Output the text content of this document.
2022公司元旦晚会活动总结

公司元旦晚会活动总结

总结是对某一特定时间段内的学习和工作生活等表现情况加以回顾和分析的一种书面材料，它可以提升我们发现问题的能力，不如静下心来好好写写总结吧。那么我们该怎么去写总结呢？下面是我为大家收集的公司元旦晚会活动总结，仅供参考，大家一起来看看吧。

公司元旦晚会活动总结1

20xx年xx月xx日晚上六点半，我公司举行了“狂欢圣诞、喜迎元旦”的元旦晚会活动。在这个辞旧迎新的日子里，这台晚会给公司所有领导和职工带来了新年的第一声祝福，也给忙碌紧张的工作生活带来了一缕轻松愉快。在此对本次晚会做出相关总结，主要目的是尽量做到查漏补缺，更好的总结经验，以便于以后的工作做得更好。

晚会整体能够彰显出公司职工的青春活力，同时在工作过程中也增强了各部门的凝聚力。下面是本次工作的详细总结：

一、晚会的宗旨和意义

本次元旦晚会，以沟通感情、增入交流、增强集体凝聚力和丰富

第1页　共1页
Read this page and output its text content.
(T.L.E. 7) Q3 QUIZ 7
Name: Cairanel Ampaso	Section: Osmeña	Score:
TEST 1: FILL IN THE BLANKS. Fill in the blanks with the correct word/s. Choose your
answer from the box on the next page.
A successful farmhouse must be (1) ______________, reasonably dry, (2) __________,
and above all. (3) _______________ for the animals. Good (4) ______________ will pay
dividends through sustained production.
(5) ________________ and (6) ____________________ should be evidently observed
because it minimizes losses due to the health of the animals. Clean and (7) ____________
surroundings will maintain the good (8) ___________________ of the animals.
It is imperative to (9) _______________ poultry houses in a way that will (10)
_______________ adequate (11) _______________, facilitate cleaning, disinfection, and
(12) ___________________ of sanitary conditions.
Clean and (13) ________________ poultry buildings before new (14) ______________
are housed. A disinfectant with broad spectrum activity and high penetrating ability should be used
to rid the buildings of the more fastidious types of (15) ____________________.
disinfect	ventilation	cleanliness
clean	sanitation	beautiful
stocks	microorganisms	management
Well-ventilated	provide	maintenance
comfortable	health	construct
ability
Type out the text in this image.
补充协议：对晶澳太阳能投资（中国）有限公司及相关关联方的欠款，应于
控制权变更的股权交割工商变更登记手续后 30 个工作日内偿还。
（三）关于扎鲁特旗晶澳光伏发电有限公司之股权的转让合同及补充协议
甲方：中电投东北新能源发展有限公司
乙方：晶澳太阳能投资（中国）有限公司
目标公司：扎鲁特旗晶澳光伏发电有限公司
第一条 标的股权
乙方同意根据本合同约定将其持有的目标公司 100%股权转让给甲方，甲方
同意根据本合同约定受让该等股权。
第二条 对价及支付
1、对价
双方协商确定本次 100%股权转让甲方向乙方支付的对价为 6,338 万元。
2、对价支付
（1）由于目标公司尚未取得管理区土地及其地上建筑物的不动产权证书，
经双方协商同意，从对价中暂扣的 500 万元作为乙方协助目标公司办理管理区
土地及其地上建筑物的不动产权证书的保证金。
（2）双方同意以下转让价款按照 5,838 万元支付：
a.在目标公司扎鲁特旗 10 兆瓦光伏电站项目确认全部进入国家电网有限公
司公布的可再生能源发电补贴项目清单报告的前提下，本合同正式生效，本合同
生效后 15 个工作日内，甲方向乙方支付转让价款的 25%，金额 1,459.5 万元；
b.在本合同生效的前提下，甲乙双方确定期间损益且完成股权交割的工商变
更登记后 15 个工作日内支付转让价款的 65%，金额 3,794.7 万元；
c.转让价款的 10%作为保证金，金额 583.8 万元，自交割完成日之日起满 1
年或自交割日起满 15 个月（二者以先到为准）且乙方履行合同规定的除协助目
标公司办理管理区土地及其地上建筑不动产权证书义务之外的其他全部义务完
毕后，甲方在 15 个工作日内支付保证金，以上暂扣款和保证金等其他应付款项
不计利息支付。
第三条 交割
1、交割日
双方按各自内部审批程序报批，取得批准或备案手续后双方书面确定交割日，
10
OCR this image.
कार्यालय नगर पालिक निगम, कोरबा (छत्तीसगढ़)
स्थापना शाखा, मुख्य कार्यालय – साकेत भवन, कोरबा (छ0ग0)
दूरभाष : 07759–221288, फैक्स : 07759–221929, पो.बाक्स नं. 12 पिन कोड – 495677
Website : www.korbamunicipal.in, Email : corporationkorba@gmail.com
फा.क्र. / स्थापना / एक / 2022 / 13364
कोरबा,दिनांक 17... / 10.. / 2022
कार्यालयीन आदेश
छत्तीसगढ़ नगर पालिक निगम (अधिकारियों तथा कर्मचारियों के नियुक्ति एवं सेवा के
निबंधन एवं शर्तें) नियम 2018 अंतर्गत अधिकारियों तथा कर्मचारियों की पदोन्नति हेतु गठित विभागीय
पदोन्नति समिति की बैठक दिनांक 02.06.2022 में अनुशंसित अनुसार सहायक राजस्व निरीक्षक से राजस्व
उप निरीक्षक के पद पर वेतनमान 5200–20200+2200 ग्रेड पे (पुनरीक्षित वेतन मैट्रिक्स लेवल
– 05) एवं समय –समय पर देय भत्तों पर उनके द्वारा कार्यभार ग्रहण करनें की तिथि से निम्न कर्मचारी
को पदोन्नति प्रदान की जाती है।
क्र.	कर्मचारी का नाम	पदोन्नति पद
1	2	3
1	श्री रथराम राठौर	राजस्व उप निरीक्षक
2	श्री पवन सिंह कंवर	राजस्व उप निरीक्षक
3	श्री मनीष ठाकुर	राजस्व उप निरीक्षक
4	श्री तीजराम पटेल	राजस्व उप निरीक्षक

▸ Task directions: Using the records above, find and show each line with the string "this".

▸ Final answer:
Output the text content of this document.
Read this page and output its text content.
Type out the text in this image.
OCR this image.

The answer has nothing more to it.